**Prompt**.
Each line of the listing must be transcribed exactly, except for the images, which should be excluded.

**Input for this task**.
○ ○ ○ ○
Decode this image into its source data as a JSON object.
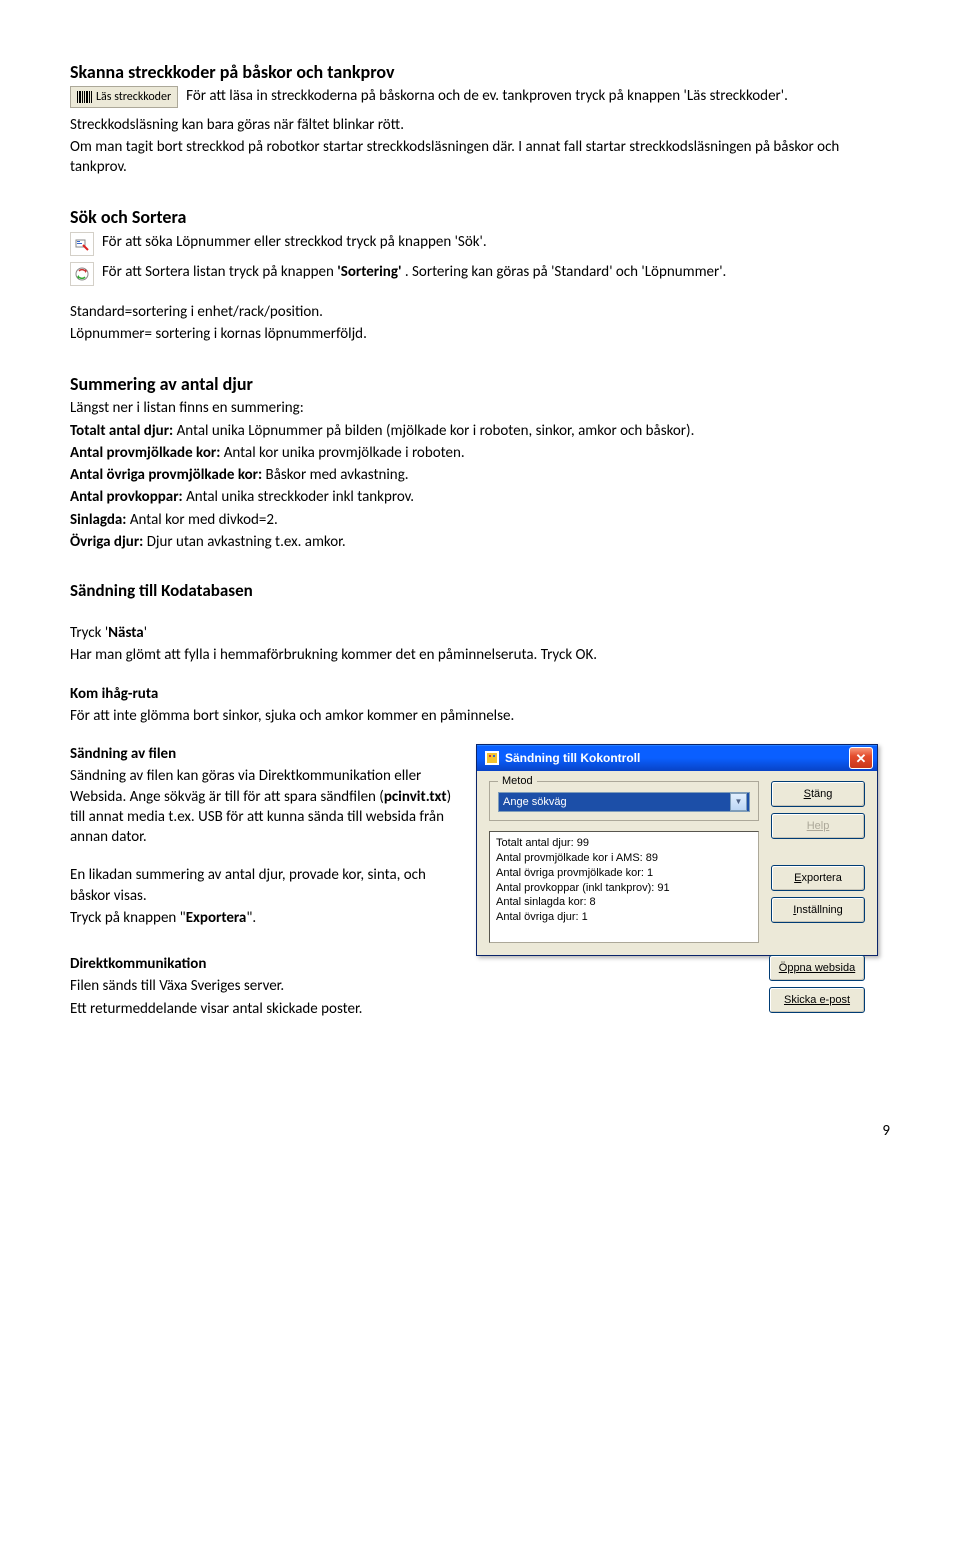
{
  "s1": {
    "title": "Skanna streckkoder på båskor och tankprov",
    "btn_label": "Läs streckkoder",
    "p1": "För att läsa in streckkoderna på båskorna och de ev. tankproven tryck på knappen 'Läs streckkoder'.",
    "p2": "Streckkodsläsning kan bara göras när fältet blinkar rött.",
    "p3": "Om man tagit bort streckkod på robotkor startar streckkodsläsningen där. I annat fall startar streckkodsläsningen på båskor och tankprov."
  },
  "s2": {
    "title": "Sök och Sortera",
    "row1": "För att söka Löpnummer eller streckkod tryck på knappen 'Sök'.",
    "row2a": "För att Sortera listan tryck på knappen ",
    "row2b": "'Sortering'",
    "row2c": " . Sortering kan göras på 'Standard'  och 'Löpnummer'.",
    "p1": "Standard=sortering i enhet/rack/position.",
    "p2": "Löpnummer= sortering i kornas löpnummerföljd."
  },
  "s3": {
    "title": "Summering av antal djur",
    "intro": "Längst ner i listan finns en summering:",
    "l1b": "Totalt antal djur:",
    "l1t": " Antal unika Löpnummer på bilden (mjölkade kor i roboten, sinkor, amkor och båskor).",
    "l2b": "Antal provmjölkade kor:",
    "l2t": " Antal kor unika provmjölkade i roboten.",
    "l3b": "Antal övriga provmjölkade kor:",
    "l3t": " Båskor med avkastning.",
    "l4b": "Antal provkoppar:",
    "l4t": " Antal unika streckkoder inkl tankprov.",
    "l5b": "Sinlagda:",
    "l5t": " Antal kor med divkod=2.",
    "l6b": "Övriga djur:",
    "l6t": " Djur utan avkastning t.ex. amkor."
  },
  "s4": {
    "title": "Sändning till Kodatabasen",
    "p1a": "Tryck '",
    "p1b": "Nästa",
    "p1c": "'",
    "p2": "Har man glömt att fylla i hemmaförbrukning kommer det en påminnelseruta. Tryck OK.",
    "h1": "Kom ihåg-ruta",
    "p3": "För att inte glömma bort sinkor, sjuka och amkor kommer en påminnelse.",
    "h2": "Sändning av filen",
    "p4a": "Sändning av filen kan göras via Direktkommunikation eller Websida. Ange sökväg är till för att spara sändfilen (",
    "p4b": "pcinvit.txt",
    "p4c": ") till annat media t.ex. USB för att kunna sända till websida från annan dator.",
    "p5": "En likadan summering av antal djur, provade kor, sinta, och båskor visas.",
    "p6a": "Tryck på knappen \"",
    "p6b": "Exportera",
    "p6c": "\".",
    "h3": "Direktkommunikation",
    "p7": "Filen sänds till Växa Sveriges server.",
    "p8": "Ett returmeddelande visar antal skickade poster."
  },
  "dialog": {
    "title": "Sändning till Kokontroll",
    "metod_label": "Metod",
    "dropdown_value": "Ange sökväg",
    "info_l1": "Totalt antal djur: 99",
    "info_l2": "Antal provmjölkade kor i AMS: 89",
    "info_l3": "Antal övriga provmjölkade kor: 1",
    "info_l4": "Antal provkoppar (inkl tankprov): 91",
    "info_l5": "Antal sinlagda kor: 8",
    "info_l6": "Antal övriga djur: 1",
    "btn_close": "Stäng",
    "btn_help": "Help",
    "btn_export": "Exportera",
    "btn_settings": "Inställning",
    "btn_web": "Öppna websida",
    "btn_email": "Skicka e-post"
  },
  "page_number": "9"
}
○ ○ ○ ○
**Reply**.
Decode this image into its source data as a JSON object.
{
  "s1": {
    "title": "Skanna streckkoder på båskor och tankprov",
    "btn_label": "Läs streckkoder",
    "p1": "För att läsa in streckkoderna på båskorna och de ev. tankproven tryck på knappen 'Läs streckkoder'.",
    "p2": "Streckkodsläsning kan bara göras när fältet blinkar rött.",
    "p3": "Om man tagit bort streckkod på robotkor startar streckkodsläsningen där. I annat fall startar streckkodsläsningen på båskor och tankprov."
  },
  "s2": {
    "title": "Sök och Sortera",
    "row1": "För att söka Löpnummer eller streckkod tryck på knappen 'Sök'.",
    "row2a": "För att Sortera listan tryck på knappen ",
    "row2b": "'Sortering'",
    "row2c": " . Sortering kan göras på 'Standard'  och 'Löpnummer'.",
    "p1": "Standard=sortering i enhet/rack/position.",
    "p2": "Löpnummer= sortering i kornas löpnummerföljd."
  },
  "s3": {
    "title": "Summering av antal djur",
    "intro": "Längst ner i listan finns en summering:",
    "l1b": "Totalt antal djur:",
    "l1t": " Antal unika Löpnummer på bilden (mjölkade kor i roboten, sinkor, amkor och båskor).",
    "l2b": "Antal provmjölkade kor:",
    "l2t": " Antal kor unika provmjölkade i roboten.",
    "l3b": "Antal övriga provmjölkade kor:",
    "l3t": " Båskor med avkastning.",
    "l4b": "Antal provkoppar:",
    "l4t": " Antal unika streckkoder inkl tankprov.",
    "l5b": "Sinlagda:",
    "l5t": " Antal kor med divkod=2.",
    "l6b": "Övriga djur:",
    "l6t": " Djur utan avkastning t.ex. amkor."
  },
  "s4": {
    "title": "Sändning till Kodatabasen",
    "p1a": "Tryck '",
    "p1b": "Nästa",
    "p1c": "'",
    "p2": "Har man glömt att fylla i hemmaförbrukning kommer det en påminnelseruta. Tryck OK.",
    "h1": "Kom ihåg-ruta",
    "p3": "För att inte glömma bort sinkor, sjuka och amkor kommer en påminnelse.",
    "h2": "Sändning av filen",
    "p4a": "Sändning av filen kan göras via Direktkommunikation eller Websida. Ange sökväg är till för att spara sändfilen (",
    "p4b": "pcinvit.txt",
    "p4c": ") till annat media t.ex. USB för att kunna sända till websida från annan dator.",
    "p5": "En likadan summering av antal djur, provade kor, sinta, och båskor visas.",
    "p6a": "Tryck på knappen \"",
    "p6b": "Exportera",
    "p6c": "\".",
    "h3": "Direktkommunikation",
    "p7": "Filen sänds till Växa Sveriges server.",
    "p8": "Ett returmeddelande visar antal skickade poster."
  },
  "dialog": {
    "title": "Sändning till Kokontroll",
    "metod_label": "Metod",
    "dropdown_value": "Ange sökväg",
    "info_l1": "Totalt antal djur: 99",
    "info_l2": "Antal provmjölkade kor i AMS: 89",
    "info_l3": "Antal övriga provmjölkade kor: 1",
    "info_l4": "Antal provkoppar (inkl tankprov): 91",
    "info_l5": "Antal sinlagda kor: 8",
    "info_l6": "Antal övriga djur: 1",
    "btn_close": "Stäng",
    "btn_help": "Help",
    "btn_export": "Exportera",
    "btn_settings": "Inställning",
    "btn_web": "Öppna websida",
    "btn_email": "Skicka e-post"
  },
  "page_number": "9"
}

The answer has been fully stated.